Using the records below, copy out exactly the line that contains "What data populates" and every line that follows it, up to and including the last, and no others.

---+---

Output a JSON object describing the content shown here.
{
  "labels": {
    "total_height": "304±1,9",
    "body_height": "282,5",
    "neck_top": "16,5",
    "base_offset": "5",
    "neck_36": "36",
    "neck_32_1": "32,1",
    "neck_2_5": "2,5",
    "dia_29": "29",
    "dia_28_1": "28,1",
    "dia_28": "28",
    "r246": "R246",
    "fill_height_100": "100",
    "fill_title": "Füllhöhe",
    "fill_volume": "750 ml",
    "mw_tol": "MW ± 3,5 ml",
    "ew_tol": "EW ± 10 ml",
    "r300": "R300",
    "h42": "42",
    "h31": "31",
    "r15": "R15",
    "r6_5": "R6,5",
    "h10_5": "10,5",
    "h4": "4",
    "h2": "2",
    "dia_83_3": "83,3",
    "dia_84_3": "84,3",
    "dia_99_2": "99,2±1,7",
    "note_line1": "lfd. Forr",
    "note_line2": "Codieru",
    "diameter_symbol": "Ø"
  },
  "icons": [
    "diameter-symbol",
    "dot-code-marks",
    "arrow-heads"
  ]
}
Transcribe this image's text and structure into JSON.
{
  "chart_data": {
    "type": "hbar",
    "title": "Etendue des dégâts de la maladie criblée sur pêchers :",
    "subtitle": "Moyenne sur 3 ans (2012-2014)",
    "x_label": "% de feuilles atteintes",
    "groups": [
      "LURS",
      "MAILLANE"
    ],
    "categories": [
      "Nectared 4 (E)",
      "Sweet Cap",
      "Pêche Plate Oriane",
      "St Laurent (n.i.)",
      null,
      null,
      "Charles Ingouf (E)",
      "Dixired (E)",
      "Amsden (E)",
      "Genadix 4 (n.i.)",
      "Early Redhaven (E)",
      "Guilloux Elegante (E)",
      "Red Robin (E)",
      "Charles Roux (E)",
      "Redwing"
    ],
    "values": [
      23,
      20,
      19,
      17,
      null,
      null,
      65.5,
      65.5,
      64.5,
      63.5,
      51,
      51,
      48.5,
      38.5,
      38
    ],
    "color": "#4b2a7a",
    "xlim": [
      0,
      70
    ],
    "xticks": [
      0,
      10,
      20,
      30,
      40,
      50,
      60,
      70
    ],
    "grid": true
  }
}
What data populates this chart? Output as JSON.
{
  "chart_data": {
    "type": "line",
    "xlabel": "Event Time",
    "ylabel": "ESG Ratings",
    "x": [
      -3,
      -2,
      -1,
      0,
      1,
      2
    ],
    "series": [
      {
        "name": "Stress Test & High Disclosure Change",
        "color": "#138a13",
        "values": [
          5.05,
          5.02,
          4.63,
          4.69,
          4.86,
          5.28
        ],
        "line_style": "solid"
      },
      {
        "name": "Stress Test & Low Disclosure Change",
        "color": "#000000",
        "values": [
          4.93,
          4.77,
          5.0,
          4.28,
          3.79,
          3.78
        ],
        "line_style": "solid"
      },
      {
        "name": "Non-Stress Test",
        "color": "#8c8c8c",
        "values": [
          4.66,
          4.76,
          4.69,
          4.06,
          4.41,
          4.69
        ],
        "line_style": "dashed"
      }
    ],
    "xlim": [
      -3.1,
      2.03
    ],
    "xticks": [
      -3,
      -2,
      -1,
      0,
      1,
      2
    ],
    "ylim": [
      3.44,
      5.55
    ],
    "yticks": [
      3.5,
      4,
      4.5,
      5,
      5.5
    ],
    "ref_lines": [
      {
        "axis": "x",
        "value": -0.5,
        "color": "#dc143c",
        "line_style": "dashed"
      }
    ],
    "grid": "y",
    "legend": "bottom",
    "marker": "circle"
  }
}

---+---

--- FINAL RESULT ---
What data populates this chart? Output as JSON.
{
  "chart_data": {
    "type": "line",
    "xlabel": "Event Time",
    "ylabel": "ESG Ratings",
    "x": [
      -3,
      -2,
      -1,
      0,
      1,
      2
    ],
    "series": [
      {
        "name": "Stress Test & High Disclosure Change",
        "color": "#138a13",
        "values": [
          5.05,
          5.02,
          4.63,
          4.69,
          4.86,
          5.28
        ],
        "line_style": "solid"
      },
      {
        "name": "Stress Test & Low Disclosure Change",
        "color": "#000000",
        "values": [
          4.93,
          4.77,
          5.0,
          4.28,
          3.79,
          3.78
        ],
        "line_style": "solid"
      },
      {
        "name": "Non-Stress Test",
        "color": "#8c8c8c",
        "values": [
          4.66,
          4.76,
          4.69,
          4.06,
          4.41,
          4.69
        ],
        "line_style": "dashed"
      }
    ],
    "xlim": [
      -3.1,
      2.03
    ],
    "xticks": [
      -3,
      -2,
      -1,
      0,
      1,
      2
    ],
    "ylim": [
      3.44,
      5.55
    ],
    "yticks": [
      3.5,
      4,
      4.5,
      5,
      5.5
    ],
    "ref_lines": [
      {
        "axis": "x",
        "value": -0.5,
        "color": "#dc143c",
        "line_style": "dashed"
      }
    ],
    "grid": "y",
    "legend": "bottom",
    "marker": "circle"
  }
}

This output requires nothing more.